What is needed |
Your task is to repeat the entries word for word while leaving out the pictures.

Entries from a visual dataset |
= = = = =
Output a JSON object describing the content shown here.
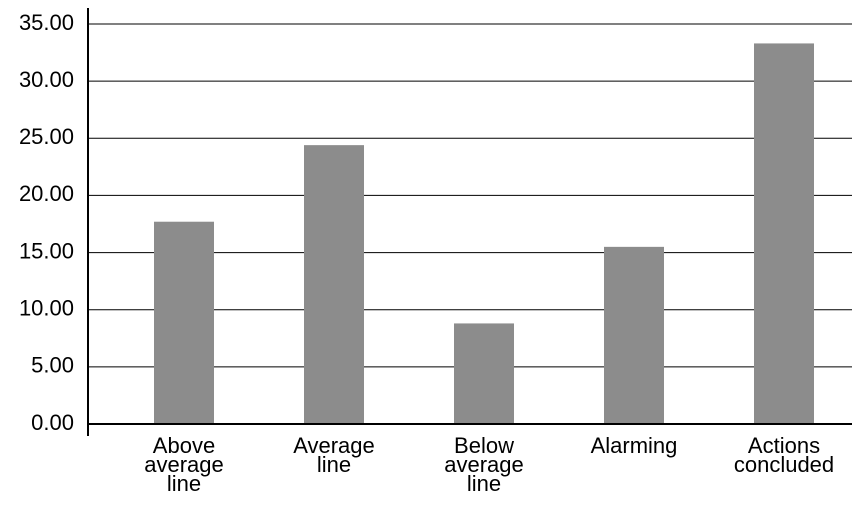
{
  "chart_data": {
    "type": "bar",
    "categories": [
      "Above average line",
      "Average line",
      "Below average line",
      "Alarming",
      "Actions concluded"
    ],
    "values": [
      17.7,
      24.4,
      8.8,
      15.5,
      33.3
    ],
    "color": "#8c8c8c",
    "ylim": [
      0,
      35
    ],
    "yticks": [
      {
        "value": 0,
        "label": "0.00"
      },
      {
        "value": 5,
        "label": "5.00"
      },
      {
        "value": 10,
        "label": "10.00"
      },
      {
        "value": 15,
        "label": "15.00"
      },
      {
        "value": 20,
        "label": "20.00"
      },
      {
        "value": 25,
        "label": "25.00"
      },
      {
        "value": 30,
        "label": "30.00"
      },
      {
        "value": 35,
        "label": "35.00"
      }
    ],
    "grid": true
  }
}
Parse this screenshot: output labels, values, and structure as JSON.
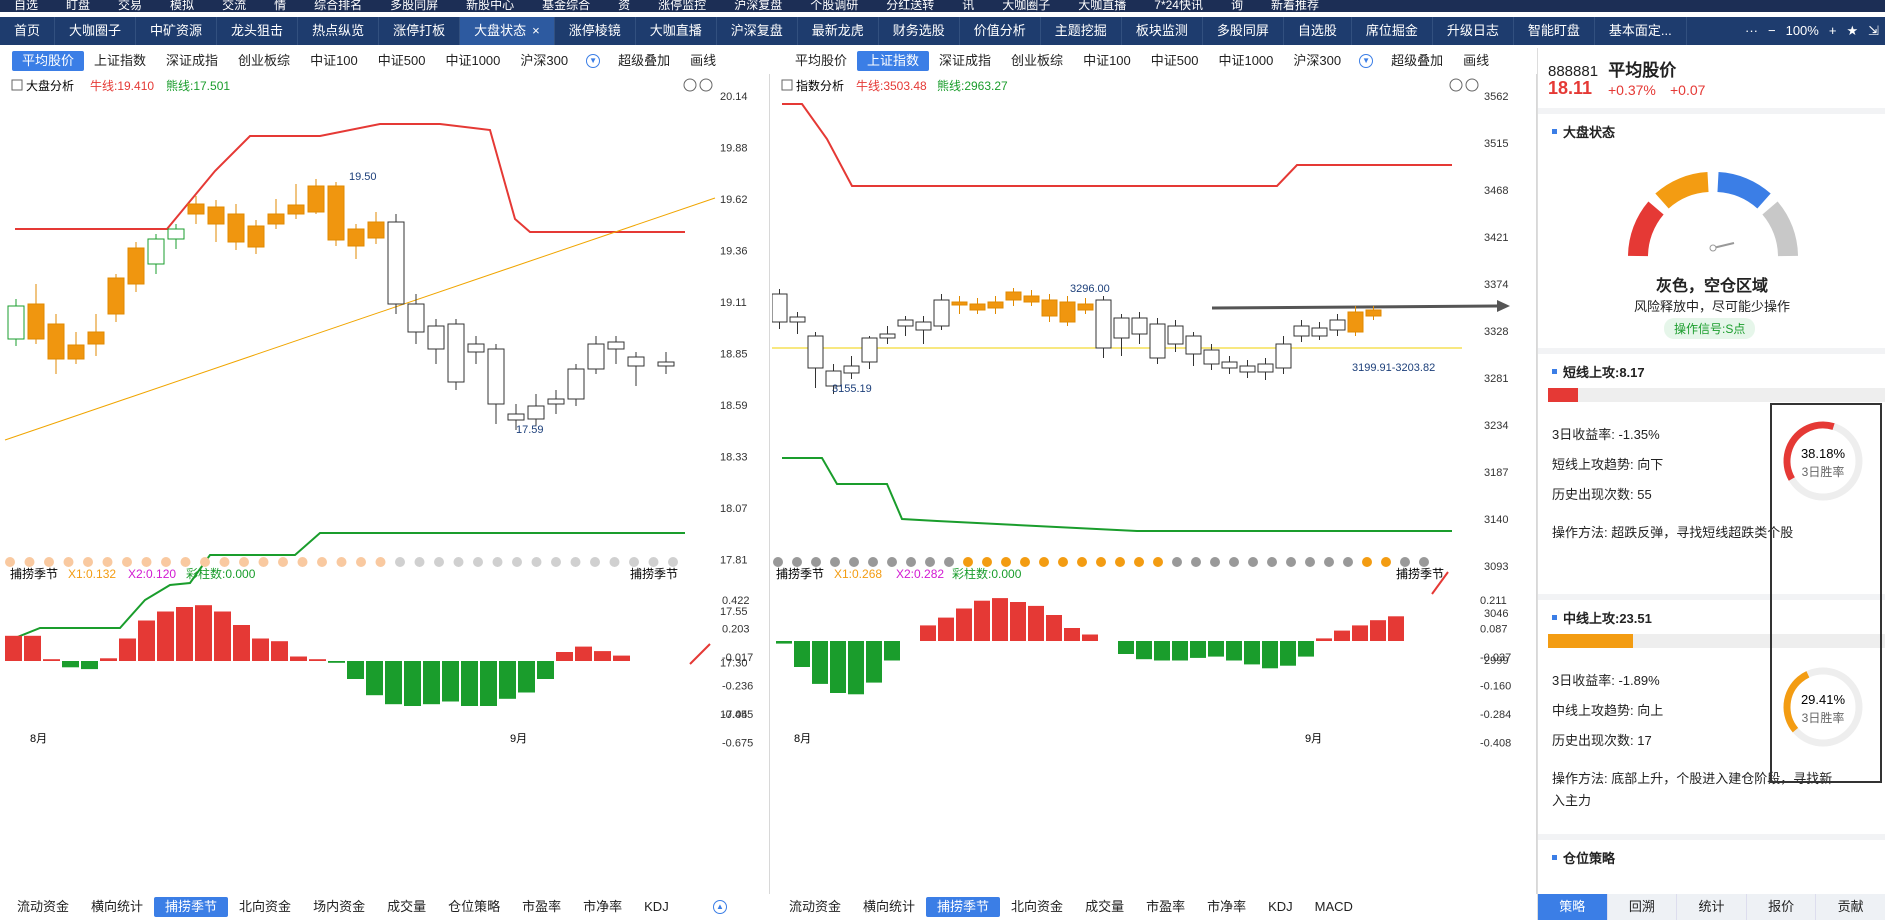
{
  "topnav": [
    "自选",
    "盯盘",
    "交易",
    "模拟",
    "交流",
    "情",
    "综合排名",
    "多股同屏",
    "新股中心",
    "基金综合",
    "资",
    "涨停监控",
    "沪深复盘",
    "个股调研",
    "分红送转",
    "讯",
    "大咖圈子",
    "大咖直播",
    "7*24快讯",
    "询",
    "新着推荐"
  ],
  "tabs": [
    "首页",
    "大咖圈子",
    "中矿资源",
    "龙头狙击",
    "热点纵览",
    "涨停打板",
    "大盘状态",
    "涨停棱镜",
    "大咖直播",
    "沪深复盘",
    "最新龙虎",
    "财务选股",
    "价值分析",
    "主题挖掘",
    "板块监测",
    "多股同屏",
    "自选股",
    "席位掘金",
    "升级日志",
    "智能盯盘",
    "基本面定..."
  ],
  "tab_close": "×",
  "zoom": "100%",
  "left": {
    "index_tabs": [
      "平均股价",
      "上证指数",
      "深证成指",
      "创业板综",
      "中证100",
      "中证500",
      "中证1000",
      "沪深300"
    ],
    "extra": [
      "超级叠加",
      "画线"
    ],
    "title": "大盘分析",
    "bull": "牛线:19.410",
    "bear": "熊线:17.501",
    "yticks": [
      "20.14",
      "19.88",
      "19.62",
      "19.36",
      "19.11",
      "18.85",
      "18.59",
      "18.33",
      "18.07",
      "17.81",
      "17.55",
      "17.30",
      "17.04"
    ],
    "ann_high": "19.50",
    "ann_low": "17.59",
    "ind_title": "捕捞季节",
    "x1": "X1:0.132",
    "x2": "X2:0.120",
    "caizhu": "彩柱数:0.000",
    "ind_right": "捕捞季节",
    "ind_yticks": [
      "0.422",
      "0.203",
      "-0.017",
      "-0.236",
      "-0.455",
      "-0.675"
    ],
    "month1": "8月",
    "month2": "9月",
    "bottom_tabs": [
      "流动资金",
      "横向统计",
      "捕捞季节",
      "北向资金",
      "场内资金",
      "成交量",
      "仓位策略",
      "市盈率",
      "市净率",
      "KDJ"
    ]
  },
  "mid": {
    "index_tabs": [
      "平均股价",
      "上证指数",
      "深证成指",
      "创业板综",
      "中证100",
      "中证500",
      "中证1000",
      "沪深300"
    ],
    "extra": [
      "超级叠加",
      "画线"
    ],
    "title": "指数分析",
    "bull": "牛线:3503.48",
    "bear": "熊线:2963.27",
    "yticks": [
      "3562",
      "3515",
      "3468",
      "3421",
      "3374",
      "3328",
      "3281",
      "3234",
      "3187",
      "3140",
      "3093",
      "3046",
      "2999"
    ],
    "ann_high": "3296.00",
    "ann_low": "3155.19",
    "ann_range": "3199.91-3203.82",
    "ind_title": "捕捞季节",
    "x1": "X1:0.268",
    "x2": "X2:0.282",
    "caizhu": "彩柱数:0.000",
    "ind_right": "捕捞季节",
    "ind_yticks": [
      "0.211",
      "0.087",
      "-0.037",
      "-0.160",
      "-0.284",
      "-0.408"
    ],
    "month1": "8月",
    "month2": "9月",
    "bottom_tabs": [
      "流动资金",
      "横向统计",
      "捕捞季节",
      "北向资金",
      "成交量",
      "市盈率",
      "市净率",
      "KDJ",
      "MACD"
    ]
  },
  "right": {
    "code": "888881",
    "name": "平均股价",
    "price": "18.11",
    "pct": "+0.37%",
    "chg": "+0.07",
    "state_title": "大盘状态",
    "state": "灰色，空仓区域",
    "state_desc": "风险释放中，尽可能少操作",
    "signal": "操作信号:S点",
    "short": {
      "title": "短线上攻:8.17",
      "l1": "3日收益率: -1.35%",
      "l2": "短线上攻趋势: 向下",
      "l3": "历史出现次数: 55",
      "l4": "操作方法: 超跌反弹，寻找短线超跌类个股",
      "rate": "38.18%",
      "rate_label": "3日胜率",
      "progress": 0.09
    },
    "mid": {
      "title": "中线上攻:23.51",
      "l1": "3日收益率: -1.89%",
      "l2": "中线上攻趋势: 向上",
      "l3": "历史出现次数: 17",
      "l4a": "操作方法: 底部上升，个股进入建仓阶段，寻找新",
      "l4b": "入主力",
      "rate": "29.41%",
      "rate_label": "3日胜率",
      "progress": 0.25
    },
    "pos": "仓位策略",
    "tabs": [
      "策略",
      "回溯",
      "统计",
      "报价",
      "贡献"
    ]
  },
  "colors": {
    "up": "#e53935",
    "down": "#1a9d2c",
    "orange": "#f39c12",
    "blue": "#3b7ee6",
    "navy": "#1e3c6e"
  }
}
= = = = =
Solution for this problem |
Output a JSON object describing the content shown here.
{
  "chart_data": {
    "type": "bar",
    "categories": [
      "Above average line",
      "Average line",
      "Below average line",
      "Alarming",
      "Actions concluded"
    ],
    "values": [
      17.7,
      24.4,
      8.8,
      15.5,
      33.3
    ],
    "color": "#8c8c8c",
    "ylim": [
      0,
      35
    ],
    "yticks": [
      {
        "value": 0,
        "label": "0.00"
      },
      {
        "value": 5,
        "label": "5.00"
      },
      {
        "value": 10,
        "label": "10.00"
      },
      {
        "value": 15,
        "label": "15.00"
      },
      {
        "value": 20,
        "label": "20.00"
      },
      {
        "value": 25,
        "label": "25.00"
      },
      {
        "value": 30,
        "label": "30.00"
      },
      {
        "value": 35,
        "label": "35.00"
      }
    ],
    "grid": true
  }
}
Parse this screenshot: output labels, values, and structure as JSON.
{
  "topnav": [
    "自选",
    "盯盘",
    "交易",
    "模拟",
    "交流",
    "情",
    "综合排名",
    "多股同屏",
    "新股中心",
    "基金综合",
    "资",
    "涨停监控",
    "沪深复盘",
    "个股调研",
    "分红送转",
    "讯",
    "大咖圈子",
    "大咖直播",
    "7*24快讯",
    "询",
    "新着推荐"
  ],
  "tabs": [
    "首页",
    "大咖圈子",
    "中矿资源",
    "龙头狙击",
    "热点纵览",
    "涨停打板",
    "大盘状态",
    "涨停棱镜",
    "大咖直播",
    "沪深复盘",
    "最新龙虎",
    "财务选股",
    "价值分析",
    "主题挖掘",
    "板块监测",
    "多股同屏",
    "自选股",
    "席位掘金",
    "升级日志",
    "智能盯盘",
    "基本面定..."
  ],
  "tab_close": "×",
  "zoom": "100%",
  "left": {
    "index_tabs": [
      "平均股价",
      "上证指数",
      "深证成指",
      "创业板综",
      "中证100",
      "中证500",
      "中证1000",
      "沪深300"
    ],
    "extra": [
      "超级叠加",
      "画线"
    ],
    "title": "大盘分析",
    "bull": "牛线:19.410",
    "bear": "熊线:17.501",
    "yticks": [
      "20.14",
      "19.88",
      "19.62",
      "19.36",
      "19.11",
      "18.85",
      "18.59",
      "18.33",
      "18.07",
      "17.81",
      "17.55",
      "17.30",
      "17.04"
    ],
    "ann_high": "19.50",
    "ann_low": "17.59",
    "ind_title": "捕捞季节",
    "x1": "X1:0.132",
    "x2": "X2:0.120",
    "caizhu": "彩柱数:0.000",
    "ind_right": "捕捞季节",
    "ind_yticks": [
      "0.422",
      "0.203",
      "-0.017",
      "-0.236",
      "-0.455",
      "-0.675"
    ],
    "month1": "8月",
    "month2": "9月",
    "bottom_tabs": [
      "流动资金",
      "横向统计",
      "捕捞季节",
      "北向资金",
      "场内资金",
      "成交量",
      "仓位策略",
      "市盈率",
      "市净率",
      "KDJ"
    ]
  },
  "mid": {
    "index_tabs": [
      "平均股价",
      "上证指数",
      "深证成指",
      "创业板综",
      "中证100",
      "中证500",
      "中证1000",
      "沪深300"
    ],
    "extra": [
      "超级叠加",
      "画线"
    ],
    "title": "指数分析",
    "bull": "牛线:3503.48",
    "bear": "熊线:2963.27",
    "yticks": [
      "3562",
      "3515",
      "3468",
      "3421",
      "3374",
      "3328",
      "3281",
      "3234",
      "3187",
      "3140",
      "3093",
      "3046",
      "2999"
    ],
    "ann_high": "3296.00",
    "ann_low": "3155.19",
    "ann_range": "3199.91-3203.82",
    "ind_title": "捕捞季节",
    "x1": "X1:0.268",
    "x2": "X2:0.282",
    "caizhu": "彩柱数:0.000",
    "ind_right": "捕捞季节",
    "ind_yticks": [
      "0.211",
      "0.087",
      "-0.037",
      "-0.160",
      "-0.284",
      "-0.408"
    ],
    "month1": "8月",
    "month2": "9月",
    "bottom_tabs": [
      "流动资金",
      "横向统计",
      "捕捞季节",
      "北向资金",
      "成交量",
      "市盈率",
      "市净率",
      "KDJ",
      "MACD"
    ]
  },
  "right": {
    "code": "888881",
    "name": "平均股价",
    "price": "18.11",
    "pct": "+0.37%",
    "chg": "+0.07",
    "state_title": "大盘状态",
    "state": "灰色，空仓区域",
    "state_desc": "风险释放中，尽可能少操作",
    "signal": "操作信号:S点",
    "short": {
      "title": "短线上攻:8.17",
      "l1": "3日收益率: -1.35%",
      "l2": "短线上攻趋势: 向下",
      "l3": "历史出现次数: 55",
      "l4": "操作方法: 超跌反弹，寻找短线超跌类个股",
      "rate": "38.18%",
      "rate_label": "3日胜率",
      "progress": 0.09
    },
    "mid": {
      "title": "中线上攻:23.51",
      "l1": "3日收益率: -1.89%",
      "l2": "中线上攻趋势: 向上",
      "l3": "历史出现次数: 17",
      "l4a": "操作方法: 底部上升，个股进入建仓阶段，寻找新",
      "l4b": "入主力",
      "rate": "29.41%",
      "rate_label": "3日胜率",
      "progress": 0.25
    },
    "pos": "仓位策略",
    "tabs": [
      "策略",
      "回溯",
      "统计",
      "报价",
      "贡献"
    ]
  },
  "colors": {
    "up": "#e53935",
    "down": "#1a9d2c",
    "orange": "#f39c12",
    "blue": "#3b7ee6",
    "navy": "#1e3c6e"
  }
}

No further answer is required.